● PROBLEM REQUIREMENTS: Gather each line of the records where "первой" appears.

++++ RECORD EXCERPTS ++++

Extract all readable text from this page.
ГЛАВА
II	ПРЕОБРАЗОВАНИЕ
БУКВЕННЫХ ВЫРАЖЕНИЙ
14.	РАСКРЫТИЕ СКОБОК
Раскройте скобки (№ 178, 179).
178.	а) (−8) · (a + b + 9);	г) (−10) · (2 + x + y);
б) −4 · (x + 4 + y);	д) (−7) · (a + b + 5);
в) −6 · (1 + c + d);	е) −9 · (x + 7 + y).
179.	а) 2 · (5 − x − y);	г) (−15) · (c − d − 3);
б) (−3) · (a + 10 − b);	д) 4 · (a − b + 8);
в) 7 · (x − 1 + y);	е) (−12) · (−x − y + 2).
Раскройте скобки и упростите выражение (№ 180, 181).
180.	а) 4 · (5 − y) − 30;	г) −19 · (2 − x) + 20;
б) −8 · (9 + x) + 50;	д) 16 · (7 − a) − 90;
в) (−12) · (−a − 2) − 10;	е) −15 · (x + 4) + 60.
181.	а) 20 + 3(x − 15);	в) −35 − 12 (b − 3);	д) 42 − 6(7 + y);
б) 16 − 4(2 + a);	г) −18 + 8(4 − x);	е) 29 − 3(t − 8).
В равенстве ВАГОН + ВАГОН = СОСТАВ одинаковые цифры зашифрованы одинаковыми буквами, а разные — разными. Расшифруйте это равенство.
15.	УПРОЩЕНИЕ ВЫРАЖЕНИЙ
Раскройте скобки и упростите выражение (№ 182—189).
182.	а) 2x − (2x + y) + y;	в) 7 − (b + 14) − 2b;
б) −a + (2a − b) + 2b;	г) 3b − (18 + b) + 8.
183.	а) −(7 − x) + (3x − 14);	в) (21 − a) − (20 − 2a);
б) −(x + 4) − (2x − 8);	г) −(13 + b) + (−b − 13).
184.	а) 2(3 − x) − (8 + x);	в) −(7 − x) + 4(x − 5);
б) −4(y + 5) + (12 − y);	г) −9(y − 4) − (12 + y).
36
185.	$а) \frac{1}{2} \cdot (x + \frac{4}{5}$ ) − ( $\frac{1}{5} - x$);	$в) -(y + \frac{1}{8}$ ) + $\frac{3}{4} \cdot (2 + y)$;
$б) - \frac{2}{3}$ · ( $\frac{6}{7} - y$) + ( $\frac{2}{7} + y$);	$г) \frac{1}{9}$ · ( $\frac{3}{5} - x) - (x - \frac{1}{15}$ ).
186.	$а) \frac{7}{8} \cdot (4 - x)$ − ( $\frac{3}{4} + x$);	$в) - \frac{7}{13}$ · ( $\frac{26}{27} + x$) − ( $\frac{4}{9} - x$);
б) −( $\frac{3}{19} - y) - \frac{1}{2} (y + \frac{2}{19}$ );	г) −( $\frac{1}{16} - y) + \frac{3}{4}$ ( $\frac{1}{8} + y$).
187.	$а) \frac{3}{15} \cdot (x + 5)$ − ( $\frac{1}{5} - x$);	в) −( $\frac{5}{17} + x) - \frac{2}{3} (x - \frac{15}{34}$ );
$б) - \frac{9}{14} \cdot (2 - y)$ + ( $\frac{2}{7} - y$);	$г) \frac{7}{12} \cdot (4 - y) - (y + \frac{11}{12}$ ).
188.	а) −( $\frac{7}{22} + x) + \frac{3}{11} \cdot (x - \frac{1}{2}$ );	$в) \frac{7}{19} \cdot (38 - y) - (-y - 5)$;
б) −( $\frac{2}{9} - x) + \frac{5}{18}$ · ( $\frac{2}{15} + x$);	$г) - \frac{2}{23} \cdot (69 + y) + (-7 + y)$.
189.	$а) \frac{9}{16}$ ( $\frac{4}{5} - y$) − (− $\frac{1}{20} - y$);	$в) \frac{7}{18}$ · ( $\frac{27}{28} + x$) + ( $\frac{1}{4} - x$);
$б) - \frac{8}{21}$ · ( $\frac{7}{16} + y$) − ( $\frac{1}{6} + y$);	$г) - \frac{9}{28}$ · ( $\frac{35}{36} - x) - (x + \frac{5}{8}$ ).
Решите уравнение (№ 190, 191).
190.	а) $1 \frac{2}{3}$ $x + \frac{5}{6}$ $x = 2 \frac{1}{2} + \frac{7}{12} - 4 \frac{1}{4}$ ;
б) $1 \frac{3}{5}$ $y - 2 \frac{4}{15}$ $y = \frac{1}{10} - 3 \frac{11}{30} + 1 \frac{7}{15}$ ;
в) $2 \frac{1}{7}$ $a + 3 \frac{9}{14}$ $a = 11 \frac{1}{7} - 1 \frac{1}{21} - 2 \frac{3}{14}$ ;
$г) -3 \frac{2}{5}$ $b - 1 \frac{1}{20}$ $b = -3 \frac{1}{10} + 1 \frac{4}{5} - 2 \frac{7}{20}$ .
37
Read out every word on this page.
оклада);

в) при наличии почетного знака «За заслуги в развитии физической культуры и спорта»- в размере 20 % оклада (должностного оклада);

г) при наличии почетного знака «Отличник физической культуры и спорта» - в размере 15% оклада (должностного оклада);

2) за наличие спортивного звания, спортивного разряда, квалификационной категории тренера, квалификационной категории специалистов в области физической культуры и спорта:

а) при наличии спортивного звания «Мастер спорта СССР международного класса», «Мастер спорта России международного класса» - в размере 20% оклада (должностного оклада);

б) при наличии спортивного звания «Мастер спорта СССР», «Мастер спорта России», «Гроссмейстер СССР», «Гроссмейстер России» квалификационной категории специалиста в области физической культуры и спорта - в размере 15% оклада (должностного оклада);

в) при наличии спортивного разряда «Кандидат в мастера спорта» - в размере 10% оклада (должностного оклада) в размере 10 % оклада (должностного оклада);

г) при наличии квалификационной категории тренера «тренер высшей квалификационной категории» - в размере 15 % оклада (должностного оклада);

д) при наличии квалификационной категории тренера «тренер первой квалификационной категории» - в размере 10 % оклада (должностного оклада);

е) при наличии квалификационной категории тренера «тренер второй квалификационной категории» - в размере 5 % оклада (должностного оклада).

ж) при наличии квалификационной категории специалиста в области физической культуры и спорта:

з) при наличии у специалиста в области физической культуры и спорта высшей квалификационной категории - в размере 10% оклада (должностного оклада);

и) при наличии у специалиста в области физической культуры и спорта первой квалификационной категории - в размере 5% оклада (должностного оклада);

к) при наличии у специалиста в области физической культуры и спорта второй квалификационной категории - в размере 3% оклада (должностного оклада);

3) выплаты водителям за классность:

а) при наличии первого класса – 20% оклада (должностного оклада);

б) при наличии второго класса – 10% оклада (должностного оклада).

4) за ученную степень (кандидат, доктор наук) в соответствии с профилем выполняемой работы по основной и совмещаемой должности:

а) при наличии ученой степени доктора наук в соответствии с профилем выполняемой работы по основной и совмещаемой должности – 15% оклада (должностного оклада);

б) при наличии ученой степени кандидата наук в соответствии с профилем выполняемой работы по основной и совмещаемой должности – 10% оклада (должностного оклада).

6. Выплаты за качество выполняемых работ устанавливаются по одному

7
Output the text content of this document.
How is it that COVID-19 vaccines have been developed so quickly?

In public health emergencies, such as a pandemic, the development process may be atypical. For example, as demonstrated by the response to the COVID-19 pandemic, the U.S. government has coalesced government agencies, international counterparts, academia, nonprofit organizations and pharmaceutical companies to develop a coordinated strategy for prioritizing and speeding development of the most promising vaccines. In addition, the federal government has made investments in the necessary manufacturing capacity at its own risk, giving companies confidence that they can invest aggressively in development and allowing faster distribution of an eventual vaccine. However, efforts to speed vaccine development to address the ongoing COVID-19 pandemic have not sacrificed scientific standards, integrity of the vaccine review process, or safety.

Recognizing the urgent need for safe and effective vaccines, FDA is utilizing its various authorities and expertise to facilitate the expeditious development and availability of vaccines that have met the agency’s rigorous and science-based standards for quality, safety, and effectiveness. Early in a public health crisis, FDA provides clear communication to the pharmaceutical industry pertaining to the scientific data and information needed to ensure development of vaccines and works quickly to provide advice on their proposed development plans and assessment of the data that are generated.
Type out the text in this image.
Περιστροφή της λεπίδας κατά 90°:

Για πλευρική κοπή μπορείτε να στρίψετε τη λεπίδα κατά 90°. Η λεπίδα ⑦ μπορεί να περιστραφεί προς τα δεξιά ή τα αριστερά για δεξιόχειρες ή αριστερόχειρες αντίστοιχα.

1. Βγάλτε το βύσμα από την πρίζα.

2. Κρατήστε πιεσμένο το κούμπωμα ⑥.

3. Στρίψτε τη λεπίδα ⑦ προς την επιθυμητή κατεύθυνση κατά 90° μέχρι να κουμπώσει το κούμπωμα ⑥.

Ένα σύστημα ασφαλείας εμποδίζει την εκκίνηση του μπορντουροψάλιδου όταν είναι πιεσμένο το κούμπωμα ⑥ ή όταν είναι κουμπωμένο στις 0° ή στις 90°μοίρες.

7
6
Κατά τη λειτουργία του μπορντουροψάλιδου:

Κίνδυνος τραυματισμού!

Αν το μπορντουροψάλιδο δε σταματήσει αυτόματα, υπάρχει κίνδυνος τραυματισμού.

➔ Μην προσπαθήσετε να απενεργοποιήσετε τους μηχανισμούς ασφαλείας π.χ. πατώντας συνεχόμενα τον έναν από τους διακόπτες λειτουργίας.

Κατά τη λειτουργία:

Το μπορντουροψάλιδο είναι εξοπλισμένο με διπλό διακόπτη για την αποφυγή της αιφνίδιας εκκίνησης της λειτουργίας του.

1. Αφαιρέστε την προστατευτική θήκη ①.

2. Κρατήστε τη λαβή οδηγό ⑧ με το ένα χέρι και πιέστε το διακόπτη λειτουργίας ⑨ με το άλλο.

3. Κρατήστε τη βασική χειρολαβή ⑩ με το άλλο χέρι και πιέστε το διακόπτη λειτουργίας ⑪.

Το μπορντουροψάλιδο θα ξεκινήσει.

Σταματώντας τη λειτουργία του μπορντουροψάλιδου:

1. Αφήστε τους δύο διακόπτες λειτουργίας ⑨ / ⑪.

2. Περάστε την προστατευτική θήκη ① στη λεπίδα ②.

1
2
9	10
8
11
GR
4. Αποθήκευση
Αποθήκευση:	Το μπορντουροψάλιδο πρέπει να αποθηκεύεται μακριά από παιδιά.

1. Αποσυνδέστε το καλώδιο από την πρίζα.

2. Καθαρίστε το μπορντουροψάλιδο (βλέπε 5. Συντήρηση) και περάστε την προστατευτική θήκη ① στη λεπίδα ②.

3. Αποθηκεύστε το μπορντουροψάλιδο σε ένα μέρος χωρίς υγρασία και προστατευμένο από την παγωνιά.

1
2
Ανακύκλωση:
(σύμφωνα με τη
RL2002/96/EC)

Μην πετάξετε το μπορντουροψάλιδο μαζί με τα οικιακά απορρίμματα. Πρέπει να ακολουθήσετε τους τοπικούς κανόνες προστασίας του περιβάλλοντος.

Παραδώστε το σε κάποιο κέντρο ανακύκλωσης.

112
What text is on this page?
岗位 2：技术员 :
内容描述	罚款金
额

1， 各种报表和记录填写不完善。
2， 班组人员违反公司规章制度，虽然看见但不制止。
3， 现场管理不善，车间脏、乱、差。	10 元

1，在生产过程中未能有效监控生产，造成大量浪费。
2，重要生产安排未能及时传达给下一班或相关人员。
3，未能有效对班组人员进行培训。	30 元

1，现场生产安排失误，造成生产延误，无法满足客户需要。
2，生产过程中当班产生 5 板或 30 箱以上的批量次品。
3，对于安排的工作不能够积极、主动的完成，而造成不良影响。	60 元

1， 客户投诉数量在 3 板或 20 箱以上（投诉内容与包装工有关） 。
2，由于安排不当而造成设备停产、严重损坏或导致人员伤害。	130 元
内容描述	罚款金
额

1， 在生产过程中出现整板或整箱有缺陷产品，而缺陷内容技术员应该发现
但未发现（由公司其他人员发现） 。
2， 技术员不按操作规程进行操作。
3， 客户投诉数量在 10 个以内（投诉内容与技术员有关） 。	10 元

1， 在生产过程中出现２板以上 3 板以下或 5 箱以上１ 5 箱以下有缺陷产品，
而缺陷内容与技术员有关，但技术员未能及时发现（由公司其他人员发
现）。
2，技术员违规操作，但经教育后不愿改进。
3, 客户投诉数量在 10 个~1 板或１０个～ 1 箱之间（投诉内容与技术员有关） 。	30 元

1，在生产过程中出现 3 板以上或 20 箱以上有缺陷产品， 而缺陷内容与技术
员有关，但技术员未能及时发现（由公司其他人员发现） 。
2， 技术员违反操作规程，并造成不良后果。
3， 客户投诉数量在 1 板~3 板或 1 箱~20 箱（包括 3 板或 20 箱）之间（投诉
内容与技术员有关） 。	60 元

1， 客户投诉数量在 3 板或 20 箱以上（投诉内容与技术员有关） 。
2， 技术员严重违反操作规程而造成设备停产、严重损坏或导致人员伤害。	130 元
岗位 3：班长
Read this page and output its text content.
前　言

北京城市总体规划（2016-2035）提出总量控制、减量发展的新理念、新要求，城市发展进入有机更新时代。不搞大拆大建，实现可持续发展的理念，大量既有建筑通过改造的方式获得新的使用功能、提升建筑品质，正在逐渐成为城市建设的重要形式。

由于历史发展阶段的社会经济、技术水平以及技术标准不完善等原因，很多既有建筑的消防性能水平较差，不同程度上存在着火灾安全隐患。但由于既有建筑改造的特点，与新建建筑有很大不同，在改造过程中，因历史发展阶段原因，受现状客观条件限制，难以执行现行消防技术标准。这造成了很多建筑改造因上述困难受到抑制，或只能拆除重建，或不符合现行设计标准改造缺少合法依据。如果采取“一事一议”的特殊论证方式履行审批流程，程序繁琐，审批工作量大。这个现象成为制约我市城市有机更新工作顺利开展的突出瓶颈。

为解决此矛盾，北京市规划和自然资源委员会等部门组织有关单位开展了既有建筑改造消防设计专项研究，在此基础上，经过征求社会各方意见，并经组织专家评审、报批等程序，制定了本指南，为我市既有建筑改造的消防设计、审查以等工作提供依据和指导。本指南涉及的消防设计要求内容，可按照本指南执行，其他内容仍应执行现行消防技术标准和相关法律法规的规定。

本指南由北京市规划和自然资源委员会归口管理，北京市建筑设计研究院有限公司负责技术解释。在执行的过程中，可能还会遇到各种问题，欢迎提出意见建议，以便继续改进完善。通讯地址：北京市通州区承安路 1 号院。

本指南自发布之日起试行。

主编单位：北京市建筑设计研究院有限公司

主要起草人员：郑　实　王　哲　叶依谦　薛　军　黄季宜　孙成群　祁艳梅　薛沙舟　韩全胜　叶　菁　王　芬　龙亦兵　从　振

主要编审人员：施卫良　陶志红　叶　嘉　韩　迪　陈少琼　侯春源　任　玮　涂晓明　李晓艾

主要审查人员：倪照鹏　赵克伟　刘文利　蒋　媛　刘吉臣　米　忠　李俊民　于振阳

++++

● COMPLETE OUTPUT:
д) при наличии квалификационной категории тренера «тренер первой квалификационной категории» - в размере 10 % оклада (должностного оклада);
и) при наличии у специалиста в области физической культуры и спорта первой квалификационной категории - в размере 5% оклада (должностного оклада);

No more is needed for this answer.